** START OF INPUT MATERIAL **
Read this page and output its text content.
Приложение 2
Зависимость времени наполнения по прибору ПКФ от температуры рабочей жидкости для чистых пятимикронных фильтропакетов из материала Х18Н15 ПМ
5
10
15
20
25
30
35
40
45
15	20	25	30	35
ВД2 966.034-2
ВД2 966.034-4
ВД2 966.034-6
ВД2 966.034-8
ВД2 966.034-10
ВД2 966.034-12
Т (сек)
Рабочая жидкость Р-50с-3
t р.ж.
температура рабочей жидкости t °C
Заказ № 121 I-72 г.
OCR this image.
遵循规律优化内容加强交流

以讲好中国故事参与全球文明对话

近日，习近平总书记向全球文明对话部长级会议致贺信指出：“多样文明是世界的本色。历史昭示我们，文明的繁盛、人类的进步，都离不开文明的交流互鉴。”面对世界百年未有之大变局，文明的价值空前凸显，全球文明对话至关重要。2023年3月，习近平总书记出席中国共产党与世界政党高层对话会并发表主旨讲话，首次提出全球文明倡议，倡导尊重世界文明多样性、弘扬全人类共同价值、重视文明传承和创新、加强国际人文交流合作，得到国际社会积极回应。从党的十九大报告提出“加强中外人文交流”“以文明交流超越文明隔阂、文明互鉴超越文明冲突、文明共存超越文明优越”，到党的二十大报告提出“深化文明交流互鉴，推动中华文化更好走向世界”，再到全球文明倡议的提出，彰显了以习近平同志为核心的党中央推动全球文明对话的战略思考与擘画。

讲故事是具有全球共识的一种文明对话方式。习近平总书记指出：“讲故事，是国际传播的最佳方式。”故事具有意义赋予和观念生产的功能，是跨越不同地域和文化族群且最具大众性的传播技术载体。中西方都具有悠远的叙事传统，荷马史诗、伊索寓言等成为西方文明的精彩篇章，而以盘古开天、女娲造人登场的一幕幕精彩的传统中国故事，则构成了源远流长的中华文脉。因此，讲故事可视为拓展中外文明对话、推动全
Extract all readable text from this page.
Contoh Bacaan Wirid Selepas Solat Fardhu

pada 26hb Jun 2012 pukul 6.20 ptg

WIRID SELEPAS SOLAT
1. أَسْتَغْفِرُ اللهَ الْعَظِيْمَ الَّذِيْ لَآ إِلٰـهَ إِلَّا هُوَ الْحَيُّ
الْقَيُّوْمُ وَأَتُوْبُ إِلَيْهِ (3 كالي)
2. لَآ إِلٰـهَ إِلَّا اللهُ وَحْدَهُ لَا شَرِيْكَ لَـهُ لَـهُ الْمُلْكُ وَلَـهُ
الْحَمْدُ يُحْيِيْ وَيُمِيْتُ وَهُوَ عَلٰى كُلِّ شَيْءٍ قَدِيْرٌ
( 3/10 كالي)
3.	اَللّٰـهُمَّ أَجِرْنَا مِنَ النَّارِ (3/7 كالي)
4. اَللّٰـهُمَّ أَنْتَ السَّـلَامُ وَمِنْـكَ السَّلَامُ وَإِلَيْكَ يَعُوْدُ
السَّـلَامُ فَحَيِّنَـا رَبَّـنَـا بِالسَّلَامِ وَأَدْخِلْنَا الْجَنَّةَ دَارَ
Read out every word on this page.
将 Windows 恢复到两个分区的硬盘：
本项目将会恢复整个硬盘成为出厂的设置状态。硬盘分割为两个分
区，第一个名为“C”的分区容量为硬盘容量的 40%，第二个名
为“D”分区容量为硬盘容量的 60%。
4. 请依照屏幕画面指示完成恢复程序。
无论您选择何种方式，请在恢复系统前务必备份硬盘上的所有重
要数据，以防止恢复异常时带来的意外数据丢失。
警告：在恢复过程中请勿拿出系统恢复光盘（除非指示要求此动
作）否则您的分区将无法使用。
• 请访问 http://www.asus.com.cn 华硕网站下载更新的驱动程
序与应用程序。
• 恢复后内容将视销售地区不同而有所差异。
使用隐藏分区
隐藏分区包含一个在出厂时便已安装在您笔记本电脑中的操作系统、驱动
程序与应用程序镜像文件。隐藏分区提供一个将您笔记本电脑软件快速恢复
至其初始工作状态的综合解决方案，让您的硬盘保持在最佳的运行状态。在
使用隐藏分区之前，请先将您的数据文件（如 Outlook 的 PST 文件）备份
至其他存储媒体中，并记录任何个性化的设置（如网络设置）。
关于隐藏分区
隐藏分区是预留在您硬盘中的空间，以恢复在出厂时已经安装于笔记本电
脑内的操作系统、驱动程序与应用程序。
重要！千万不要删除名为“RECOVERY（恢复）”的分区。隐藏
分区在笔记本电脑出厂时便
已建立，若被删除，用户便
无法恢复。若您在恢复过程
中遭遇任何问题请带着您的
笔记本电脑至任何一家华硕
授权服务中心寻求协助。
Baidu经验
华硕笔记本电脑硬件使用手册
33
** END OF INPUT MATERIAL **
• [WHAT IS NEEDED]
From the records above, please extract every line and repeat it exactly.

• [REPLY]
Read this page and output its text content.
Приложение 2
Зависимость времени наполнения по прибору ПКФ от температуры рабочей жидкости для чистых пятимикронных фильтропакетов из материала Х18Н15 ПМ
5
10
15
20
25
30
35
40
45
15	20	25	30	35
ВД2 966.034-2
ВД2 966.034-4
ВД2 966.034-6
ВД2 966.034-8
ВД2 966.034-10
ВД2 966.034-12
Т (сек)
Рабочая жидкость Р-50с-3
t р.ж.
температура рабочей жидкости t °C
Заказ № 121 I-72 г.
OCR this image.
遵循规律优化内容加强交流

以讲好中国故事参与全球文明对话

近日，习近平总书记向全球文明对话部长级会议致贺信指出：“多样文明是世界的本色。历史昭示我们，文明的繁盛、人类的进步，都离不开文明的交流互鉴。”面对世界百年未有之大变局，文明的价值空前凸显，全球文明对话至关重要。2023年3月，习近平总书记出席中国共产党与世界政党高层对话会并发表主旨讲话，首次提出全球文明倡议，倡导尊重世界文明多样性、弘扬全人类共同价值、重视文明传承和创新、加强国际人文交流合作，得到国际社会积极回应。从党的十九大报告提出“加强中外人文交流”“以文明交流超越文明隔阂、文明互鉴超越文明冲突、文明共存超越文明优越”，到党的二十大报告提出“深化文明交流互鉴，推动中华文化更好走向世界”，再到全球文明倡议的提出，彰显了以习近平同志为核心的党中央推动全球文明对话的战略思考与擘画。

讲故事是具有全球共识的一种文明对话方式。习近平总书记指出：“讲故事，是国际传播的最佳方式。”故事具有意义赋予和观念生产的功能，是跨越不同地域和文化族群且最具大众性的传播技术载体。中西方都具有悠远的叙事传统，荷马史诗、伊索寓言等成为西方文明的精彩篇章，而以盘古开天、女娲造人登场的一幕幕精彩的传统中国故事，则构成了源远流长的中华文脉。因此，讲故事可视为拓展中外文明对话、推动全
Extract all readable text from this page.
Contoh Bacaan Wirid Selepas Solat Fardhu

pada 26hb Jun 2012 pukul 6.20 ptg

WIRID SELEPAS SOLAT
1. أَسْتَغْفِرُ اللهَ الْعَظِيْمَ الَّذِيْ لَآ إِلٰـهَ إِلَّا هُوَ الْحَيُّ
الْقَيُّوْمُ وَأَتُوْبُ إِلَيْهِ (3 كالي)
2. لَآ إِلٰـهَ إِلَّا اللهُ وَحْدَهُ لَا شَرِيْكَ لَـهُ لَـهُ الْمُلْكُ وَلَـهُ
الْحَمْدُ يُحْيِيْ وَيُمِيْتُ وَهُوَ عَلٰى كُلِّ شَيْءٍ قَدِيْرٌ
( 3/10 كالي)
3.	اَللّٰـهُمَّ أَجِرْنَا مِنَ النَّارِ (3/7 كالي)
4. اَللّٰـهُمَّ أَنْتَ السَّـلَامُ وَمِنْـكَ السَّلَامُ وَإِلَيْكَ يَعُوْدُ
السَّـلَامُ فَحَيِّنَـا رَبَّـنَـا بِالسَّلَامِ وَأَدْخِلْنَا الْجَنَّةَ دَارَ
Read out every word on this page.
将 Windows 恢复到两个分区的硬盘：
本项目将会恢复整个硬盘成为出厂的设置状态。硬盘分割为两个分
区，第一个名为“C”的分区容量为硬盘容量的 40%，第二个名
为“D”分区容量为硬盘容量的 60%。
4. 请依照屏幕画面指示完成恢复程序。
无论您选择何种方式，请在恢复系统前务必备份硬盘上的所有重
要数据，以防止恢复异常时带来的意外数据丢失。
警告：在恢复过程中请勿拿出系统恢复光盘（除非指示要求此动
作）否则您的分区将无法使用。
• 请访问 http://www.asus.com.cn 华硕网站下载更新的驱动程
序与应用程序。
• 恢复后内容将视销售地区不同而有所差异。
使用隐藏分区
隐藏分区包含一个在出厂时便已安装在您笔记本电脑中的操作系统、驱动
程序与应用程序镜像文件。隐藏分区提供一个将您笔记本电脑软件快速恢复
至其初始工作状态的综合解决方案，让您的硬盘保持在最佳的运行状态。在
使用隐藏分区之前，请先将您的数据文件（如 Outlook 的 PST 文件）备份
至其他存储媒体中，并记录任何个性化的设置（如网络设置）。
关于隐藏分区
隐藏分区是预留在您硬盘中的空间，以恢复在出厂时已经安装于笔记本电
脑内的操作系统、驱动程序与应用程序。
重要！千万不要删除名为“RECOVERY（恢复）”的分区。隐藏
分区在笔记本电脑出厂时便
已建立，若被删除，用户便
无法恢复。若您在恢复过程
中遭遇任何问题请带着您的
笔记本电脑至任何一家华硕
授权服务中心寻求协助。
Baidu经验
华硕笔记本电脑硬件使用手册
33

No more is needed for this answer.